(Dataset records)
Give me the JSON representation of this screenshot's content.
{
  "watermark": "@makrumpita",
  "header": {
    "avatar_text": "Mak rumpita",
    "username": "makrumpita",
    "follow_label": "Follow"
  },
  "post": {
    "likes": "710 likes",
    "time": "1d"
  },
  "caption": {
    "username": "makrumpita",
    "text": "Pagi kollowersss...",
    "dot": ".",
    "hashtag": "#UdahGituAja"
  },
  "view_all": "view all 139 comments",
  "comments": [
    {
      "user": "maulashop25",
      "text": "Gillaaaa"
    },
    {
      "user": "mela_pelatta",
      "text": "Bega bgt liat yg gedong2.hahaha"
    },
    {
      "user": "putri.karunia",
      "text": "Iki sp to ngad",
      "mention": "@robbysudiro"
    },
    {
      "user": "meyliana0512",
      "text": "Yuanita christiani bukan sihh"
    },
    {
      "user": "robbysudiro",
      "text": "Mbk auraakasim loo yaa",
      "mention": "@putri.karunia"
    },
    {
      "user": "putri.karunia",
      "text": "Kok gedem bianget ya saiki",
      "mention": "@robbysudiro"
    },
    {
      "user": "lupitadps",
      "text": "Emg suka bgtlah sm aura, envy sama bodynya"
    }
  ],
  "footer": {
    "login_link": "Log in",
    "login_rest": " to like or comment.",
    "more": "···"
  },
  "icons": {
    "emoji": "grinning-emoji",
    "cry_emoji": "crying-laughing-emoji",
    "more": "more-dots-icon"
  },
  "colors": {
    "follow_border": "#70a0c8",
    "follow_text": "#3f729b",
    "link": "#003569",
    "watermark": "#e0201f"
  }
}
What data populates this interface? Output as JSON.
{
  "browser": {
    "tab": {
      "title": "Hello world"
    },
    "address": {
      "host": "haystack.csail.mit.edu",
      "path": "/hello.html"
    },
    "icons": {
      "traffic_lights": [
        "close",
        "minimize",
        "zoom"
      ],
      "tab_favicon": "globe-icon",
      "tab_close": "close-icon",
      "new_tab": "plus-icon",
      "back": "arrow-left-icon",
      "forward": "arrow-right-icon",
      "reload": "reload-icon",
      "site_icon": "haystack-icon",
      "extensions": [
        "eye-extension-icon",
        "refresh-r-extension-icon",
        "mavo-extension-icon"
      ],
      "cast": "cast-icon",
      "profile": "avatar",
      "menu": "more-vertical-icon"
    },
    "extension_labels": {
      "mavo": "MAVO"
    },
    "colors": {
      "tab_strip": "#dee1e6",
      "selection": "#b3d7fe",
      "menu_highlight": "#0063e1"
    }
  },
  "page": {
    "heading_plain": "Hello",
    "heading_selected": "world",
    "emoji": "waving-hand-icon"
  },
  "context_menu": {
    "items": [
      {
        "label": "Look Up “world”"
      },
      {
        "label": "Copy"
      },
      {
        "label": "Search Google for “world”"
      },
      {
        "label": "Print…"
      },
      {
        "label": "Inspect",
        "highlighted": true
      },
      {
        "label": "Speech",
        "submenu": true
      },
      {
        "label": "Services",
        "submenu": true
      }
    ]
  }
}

Given instruction: Gather each line in the data that holds the string "more".

Exercise answer:
    "more": "···"
    "more": "more-dots-icon"
      "menu": "more-vertical-icon"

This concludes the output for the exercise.